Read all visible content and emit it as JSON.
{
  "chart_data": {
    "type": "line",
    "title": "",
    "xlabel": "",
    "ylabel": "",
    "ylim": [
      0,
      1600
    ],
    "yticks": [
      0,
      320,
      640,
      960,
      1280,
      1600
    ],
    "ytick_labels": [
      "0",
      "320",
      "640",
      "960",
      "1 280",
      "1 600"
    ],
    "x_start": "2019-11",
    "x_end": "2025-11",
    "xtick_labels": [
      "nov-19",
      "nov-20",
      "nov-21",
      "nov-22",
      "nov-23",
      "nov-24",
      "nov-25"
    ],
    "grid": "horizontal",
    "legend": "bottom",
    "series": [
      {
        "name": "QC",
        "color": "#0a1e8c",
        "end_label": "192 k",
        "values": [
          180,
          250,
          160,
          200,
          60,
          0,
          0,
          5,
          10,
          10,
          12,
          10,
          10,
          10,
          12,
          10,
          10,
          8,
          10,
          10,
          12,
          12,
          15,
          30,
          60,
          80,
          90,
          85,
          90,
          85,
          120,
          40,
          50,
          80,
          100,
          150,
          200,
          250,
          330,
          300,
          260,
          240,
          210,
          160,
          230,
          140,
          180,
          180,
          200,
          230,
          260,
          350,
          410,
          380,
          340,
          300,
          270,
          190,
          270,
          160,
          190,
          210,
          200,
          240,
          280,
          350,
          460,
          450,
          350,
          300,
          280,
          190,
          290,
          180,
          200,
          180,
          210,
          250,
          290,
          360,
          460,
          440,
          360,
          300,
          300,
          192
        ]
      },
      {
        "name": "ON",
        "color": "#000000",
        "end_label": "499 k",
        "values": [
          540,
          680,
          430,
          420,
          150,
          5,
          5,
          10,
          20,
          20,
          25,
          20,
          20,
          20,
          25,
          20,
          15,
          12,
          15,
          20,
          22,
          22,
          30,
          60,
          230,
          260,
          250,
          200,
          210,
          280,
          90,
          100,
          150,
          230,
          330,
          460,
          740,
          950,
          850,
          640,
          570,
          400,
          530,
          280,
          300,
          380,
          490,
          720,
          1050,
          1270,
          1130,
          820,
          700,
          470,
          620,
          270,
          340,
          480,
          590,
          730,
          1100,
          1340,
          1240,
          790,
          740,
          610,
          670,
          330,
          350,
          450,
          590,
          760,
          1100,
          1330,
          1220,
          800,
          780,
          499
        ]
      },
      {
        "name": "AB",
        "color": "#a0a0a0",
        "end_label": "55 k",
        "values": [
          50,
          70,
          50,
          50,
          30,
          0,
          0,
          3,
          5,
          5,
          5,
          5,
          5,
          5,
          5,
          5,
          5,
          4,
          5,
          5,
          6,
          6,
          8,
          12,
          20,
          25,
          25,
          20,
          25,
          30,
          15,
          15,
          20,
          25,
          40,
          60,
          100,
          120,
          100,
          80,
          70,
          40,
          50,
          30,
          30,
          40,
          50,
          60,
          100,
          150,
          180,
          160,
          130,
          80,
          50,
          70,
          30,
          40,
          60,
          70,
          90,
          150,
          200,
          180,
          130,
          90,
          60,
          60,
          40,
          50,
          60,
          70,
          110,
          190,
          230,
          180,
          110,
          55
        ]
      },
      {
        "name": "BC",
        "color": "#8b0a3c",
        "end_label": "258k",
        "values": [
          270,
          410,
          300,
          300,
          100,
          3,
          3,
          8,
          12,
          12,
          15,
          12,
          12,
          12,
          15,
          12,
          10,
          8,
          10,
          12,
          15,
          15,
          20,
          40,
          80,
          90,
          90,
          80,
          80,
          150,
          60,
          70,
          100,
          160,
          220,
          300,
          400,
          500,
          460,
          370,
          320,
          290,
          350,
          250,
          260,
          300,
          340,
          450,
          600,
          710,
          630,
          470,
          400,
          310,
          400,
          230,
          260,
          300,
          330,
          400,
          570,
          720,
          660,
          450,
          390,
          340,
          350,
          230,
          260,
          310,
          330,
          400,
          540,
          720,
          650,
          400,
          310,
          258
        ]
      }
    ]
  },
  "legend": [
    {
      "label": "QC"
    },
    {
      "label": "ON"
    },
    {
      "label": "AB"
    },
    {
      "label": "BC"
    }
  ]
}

> [Task statement]:
Repeat the material in full, exactly as it stands.

> [The result]:
Read all visible content and emit it as JSON.
{
  "chart_data": {
    "type": "line",
    "title": "",
    "xlabel": "",
    "ylabel": "",
    "ylim": [
      0,
      1600
    ],
    "yticks": [
      0,
      320,
      640,
      960,
      1280,
      1600
    ],
    "ytick_labels": [
      "0",
      "320",
      "640",
      "960",
      "1 280",
      "1 600"
    ],
    "x_start": "2019-11",
    "x_end": "2025-11",
    "xtick_labels": [
      "nov-19",
      "nov-20",
      "nov-21",
      "nov-22",
      "nov-23",
      "nov-24",
      "nov-25"
    ],
    "grid": "horizontal",
    "legend": "bottom",
    "series": [
      {
        "name": "QC",
        "color": "#0a1e8c",
        "end_label": "192 k",
        "values": [
          180,
          250,
          160,
          200,
          60,
          0,
          0,
          5,
          10,
          10,
          12,
          10,
          10,
          10,
          12,
          10,
          10,
          8,
          10,
          10,
          12,
          12,
          15,
          30,
          60,
          80,
          90,
          85,
          90,
          85,
          120,
          40,
          50,
          80,
          100,
          150,
          200,
          250,
          330,
          300,
          260,
          240,
          210,
          160,
          230,
          140,
          180,
          180,
          200,
          230,
          260,
          350,
          410,
          380,
          340,
          300,
          270,
          190,
          270,
          160,
          190,
          210,
          200,
          240,
          280,
          350,
          460,
          450,
          350,
          300,
          280,
          190,
          290,
          180,
          200,
          180,
          210,
          250,
          290,
          360,
          460,
          440,
          360,
          300,
          300,
          192
        ]
      },
      {
        "name": "ON",
        "color": "#000000",
        "end_label": "499 k",
        "values": [
          540,
          680,
          430,
          420,
          150,
          5,
          5,
          10,
          20,
          20,
          25,
          20,
          20,
          20,
          25,
          20,
          15,
          12,
          15,
          20,
          22,
          22,
          30,
          60,
          230,
          260,
          250,
          200,
          210,
          280,
          90,
          100,
          150,
          230,
          330,
          460,
          740,
          950,
          850,
          640,
          570,
          400,
          530,
          280,
          300,
          380,
          490,
          720,
          1050,
          1270,
          1130,
          820,
          700,
          470,
          620,
          270,
          340,
          480,
          590,
          730,
          1100,
          1340,
          1240,
          790,
          740,
          610,
          670,
          330,
          350,
          450,
          590,
          760,
          1100,
          1330,
          1220,
          800,
          780,
          499
        ]
      },
      {
        "name": "AB",
        "color": "#a0a0a0",
        "end_label": "55 k",
        "values": [
          50,
          70,
          50,
          50,
          30,
          0,
          0,
          3,
          5,
          5,
          5,
          5,
          5,
          5,
          5,
          5,
          5,
          4,
          5,
          5,
          6,
          6,
          8,
          12,
          20,
          25,
          25,
          20,
          25,
          30,
          15,
          15,
          20,
          25,
          40,
          60,
          100,
          120,
          100,
          80,
          70,
          40,
          50,
          30,
          30,
          40,
          50,
          60,
          100,
          150,
          180,
          160,
          130,
          80,
          50,
          70,
          30,
          40,
          60,
          70,
          90,
          150,
          200,
          180,
          130,
          90,
          60,
          60,
          40,
          50,
          60,
          70,
          110,
          190,
          230,
          180,
          110,
          55
        ]
      },
      {
        "name": "BC",
        "color": "#8b0a3c",
        "end_label": "258k",
        "values": [
          270,
          410,
          300,
          300,
          100,
          3,
          3,
          8,
          12,
          12,
          15,
          12,
          12,
          12,
          15,
          12,
          10,
          8,
          10,
          12,
          15,
          15,
          20,
          40,
          80,
          90,
          90,
          80,
          80,
          150,
          60,
          70,
          100,
          160,
          220,
          300,
          400,
          500,
          460,
          370,
          320,
          290,
          350,
          250,
          260,
          300,
          340,
          450,
          600,
          710,
          630,
          470,
          400,
          310,
          400,
          230,
          260,
          300,
          330,
          400,
          570,
          720,
          660,
          450,
          390,
          340,
          350,
          230,
          260,
          310,
          330,
          400,
          540,
          720,
          650,
          400,
          310,
          258
        ]
      }
    ]
  },
  "legend": [
    {
      "label": "QC"
    },
    {
      "label": "ON"
    },
    {
      "label": "AB"
    },
    {
      "label": "BC"
    }
  ]
}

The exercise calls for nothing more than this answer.